#### Exercise objective:
Consider the records below. How many of their lines include the word "Kujawsko"? State the number and nothing else.

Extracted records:
____________________
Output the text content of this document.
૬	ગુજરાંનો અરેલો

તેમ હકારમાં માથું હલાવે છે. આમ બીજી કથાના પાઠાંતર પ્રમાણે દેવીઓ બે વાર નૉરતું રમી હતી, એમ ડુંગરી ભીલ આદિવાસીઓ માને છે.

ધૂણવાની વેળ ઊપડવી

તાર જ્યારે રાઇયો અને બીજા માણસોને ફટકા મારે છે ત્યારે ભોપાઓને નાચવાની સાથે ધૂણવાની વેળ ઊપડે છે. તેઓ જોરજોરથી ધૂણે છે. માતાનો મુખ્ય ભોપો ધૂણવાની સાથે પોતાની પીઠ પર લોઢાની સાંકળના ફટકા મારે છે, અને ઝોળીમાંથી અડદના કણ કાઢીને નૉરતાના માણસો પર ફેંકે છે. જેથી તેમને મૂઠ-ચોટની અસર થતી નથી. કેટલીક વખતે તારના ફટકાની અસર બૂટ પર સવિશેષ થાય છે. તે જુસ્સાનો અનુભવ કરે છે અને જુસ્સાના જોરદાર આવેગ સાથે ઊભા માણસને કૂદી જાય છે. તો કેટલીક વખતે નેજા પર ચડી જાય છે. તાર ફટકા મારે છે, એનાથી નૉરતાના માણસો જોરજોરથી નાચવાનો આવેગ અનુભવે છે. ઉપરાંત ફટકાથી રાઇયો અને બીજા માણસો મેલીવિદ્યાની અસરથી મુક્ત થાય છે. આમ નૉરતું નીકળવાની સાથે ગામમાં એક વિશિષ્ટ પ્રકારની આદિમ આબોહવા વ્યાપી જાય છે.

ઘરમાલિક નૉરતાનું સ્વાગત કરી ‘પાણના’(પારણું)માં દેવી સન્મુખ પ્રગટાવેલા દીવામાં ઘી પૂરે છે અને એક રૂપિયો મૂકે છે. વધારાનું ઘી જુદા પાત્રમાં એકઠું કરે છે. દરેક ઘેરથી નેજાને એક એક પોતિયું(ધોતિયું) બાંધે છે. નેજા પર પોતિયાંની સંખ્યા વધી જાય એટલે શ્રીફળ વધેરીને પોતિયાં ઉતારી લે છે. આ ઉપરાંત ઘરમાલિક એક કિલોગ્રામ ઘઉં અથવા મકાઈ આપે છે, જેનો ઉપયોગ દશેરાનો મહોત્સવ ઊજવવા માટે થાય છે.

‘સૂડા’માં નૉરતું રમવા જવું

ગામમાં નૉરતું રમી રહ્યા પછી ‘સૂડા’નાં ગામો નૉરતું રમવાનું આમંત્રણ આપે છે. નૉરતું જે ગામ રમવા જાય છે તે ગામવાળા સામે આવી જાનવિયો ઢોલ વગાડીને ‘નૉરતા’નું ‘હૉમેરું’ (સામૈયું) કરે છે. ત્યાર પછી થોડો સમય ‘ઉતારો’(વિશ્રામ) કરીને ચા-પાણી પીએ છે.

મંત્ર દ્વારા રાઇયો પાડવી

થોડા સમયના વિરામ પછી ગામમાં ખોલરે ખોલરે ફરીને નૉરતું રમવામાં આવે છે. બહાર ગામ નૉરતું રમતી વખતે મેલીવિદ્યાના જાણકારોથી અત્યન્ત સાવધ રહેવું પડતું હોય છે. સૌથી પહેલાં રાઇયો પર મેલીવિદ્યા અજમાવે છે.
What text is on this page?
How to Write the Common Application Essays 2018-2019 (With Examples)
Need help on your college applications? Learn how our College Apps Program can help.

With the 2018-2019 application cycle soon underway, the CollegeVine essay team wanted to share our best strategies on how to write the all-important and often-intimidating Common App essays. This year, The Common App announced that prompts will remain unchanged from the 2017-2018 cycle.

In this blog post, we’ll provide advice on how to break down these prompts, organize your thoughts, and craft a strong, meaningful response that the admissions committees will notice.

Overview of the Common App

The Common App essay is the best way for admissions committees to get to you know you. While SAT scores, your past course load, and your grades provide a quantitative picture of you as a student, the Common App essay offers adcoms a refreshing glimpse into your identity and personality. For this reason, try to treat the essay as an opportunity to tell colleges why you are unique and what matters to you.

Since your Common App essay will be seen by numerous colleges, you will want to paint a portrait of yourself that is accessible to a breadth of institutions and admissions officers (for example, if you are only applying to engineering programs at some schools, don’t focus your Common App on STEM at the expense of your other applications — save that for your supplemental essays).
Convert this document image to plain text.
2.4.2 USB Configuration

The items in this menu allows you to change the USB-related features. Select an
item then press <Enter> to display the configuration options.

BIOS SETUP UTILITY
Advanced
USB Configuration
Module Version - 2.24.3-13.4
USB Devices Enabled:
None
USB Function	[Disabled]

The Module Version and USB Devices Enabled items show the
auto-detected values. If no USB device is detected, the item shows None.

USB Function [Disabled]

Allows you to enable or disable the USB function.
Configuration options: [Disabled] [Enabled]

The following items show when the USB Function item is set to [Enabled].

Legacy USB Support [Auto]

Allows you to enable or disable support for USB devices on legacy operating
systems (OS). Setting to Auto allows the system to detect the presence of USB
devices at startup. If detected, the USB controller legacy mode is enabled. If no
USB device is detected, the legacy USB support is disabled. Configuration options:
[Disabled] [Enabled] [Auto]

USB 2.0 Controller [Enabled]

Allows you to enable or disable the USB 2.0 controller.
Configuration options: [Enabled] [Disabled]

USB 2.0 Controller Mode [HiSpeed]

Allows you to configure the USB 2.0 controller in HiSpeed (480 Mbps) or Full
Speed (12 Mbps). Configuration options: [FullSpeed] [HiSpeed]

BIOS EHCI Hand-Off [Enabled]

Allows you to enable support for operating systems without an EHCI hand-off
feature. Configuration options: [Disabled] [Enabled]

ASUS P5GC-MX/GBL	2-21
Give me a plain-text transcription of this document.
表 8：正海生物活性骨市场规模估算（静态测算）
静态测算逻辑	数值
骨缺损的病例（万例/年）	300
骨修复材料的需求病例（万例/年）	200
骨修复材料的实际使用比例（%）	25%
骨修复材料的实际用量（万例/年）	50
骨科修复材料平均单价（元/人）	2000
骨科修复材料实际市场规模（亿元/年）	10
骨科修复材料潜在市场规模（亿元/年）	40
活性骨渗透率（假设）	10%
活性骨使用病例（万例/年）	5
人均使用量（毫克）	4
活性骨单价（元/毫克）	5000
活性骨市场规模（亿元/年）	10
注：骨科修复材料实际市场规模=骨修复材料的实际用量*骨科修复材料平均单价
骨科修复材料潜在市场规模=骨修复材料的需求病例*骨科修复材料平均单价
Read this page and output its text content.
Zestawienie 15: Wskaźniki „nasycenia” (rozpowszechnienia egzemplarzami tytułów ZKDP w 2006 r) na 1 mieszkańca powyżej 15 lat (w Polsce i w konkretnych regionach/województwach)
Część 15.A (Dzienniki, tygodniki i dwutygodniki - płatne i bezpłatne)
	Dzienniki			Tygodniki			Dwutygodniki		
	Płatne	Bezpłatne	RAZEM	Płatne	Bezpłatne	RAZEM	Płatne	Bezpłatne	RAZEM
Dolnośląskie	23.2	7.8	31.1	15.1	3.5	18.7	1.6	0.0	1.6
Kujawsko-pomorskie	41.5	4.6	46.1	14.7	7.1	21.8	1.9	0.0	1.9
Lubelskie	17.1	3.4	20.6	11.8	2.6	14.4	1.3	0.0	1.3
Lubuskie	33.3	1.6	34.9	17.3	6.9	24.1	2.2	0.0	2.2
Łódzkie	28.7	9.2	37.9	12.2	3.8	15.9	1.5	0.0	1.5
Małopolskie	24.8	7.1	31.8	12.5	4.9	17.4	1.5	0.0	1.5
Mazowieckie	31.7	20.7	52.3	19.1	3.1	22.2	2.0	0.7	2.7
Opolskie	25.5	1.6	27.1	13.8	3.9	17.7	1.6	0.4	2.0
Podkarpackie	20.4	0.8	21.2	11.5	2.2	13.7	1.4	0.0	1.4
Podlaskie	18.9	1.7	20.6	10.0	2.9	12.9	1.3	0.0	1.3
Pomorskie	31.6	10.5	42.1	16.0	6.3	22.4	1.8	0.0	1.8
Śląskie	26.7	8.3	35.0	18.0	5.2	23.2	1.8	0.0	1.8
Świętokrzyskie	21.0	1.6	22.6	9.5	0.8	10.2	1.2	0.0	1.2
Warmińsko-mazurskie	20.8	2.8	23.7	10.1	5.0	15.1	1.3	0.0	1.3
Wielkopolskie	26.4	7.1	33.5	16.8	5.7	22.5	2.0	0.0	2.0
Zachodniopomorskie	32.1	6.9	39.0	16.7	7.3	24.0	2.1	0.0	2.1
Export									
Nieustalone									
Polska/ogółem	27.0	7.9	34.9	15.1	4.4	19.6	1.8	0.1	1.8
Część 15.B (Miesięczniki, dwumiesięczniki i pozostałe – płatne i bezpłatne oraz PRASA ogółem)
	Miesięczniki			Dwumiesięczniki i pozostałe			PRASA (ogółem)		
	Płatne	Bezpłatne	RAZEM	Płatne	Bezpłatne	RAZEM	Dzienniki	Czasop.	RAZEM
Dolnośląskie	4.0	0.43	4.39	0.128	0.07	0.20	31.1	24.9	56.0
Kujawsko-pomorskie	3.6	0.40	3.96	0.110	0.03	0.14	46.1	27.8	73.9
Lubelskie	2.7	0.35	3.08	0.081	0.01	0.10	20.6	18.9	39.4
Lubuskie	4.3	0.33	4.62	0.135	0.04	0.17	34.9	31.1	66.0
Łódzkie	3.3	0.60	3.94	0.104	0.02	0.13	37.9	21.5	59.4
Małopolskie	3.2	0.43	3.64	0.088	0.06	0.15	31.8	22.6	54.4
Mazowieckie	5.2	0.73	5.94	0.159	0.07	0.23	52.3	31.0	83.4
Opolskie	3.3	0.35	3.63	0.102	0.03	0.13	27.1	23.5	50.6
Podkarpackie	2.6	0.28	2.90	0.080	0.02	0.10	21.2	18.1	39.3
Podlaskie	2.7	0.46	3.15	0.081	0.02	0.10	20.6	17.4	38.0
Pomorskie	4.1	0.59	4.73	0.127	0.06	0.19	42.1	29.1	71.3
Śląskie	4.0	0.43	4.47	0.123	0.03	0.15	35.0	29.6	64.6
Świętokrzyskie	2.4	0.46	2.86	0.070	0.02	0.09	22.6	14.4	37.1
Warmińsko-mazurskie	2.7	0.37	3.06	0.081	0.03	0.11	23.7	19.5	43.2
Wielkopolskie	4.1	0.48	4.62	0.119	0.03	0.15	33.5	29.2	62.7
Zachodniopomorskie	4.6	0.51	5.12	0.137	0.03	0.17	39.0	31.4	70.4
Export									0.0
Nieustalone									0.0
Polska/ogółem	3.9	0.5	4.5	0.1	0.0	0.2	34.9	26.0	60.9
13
____________________
#### Reply:
2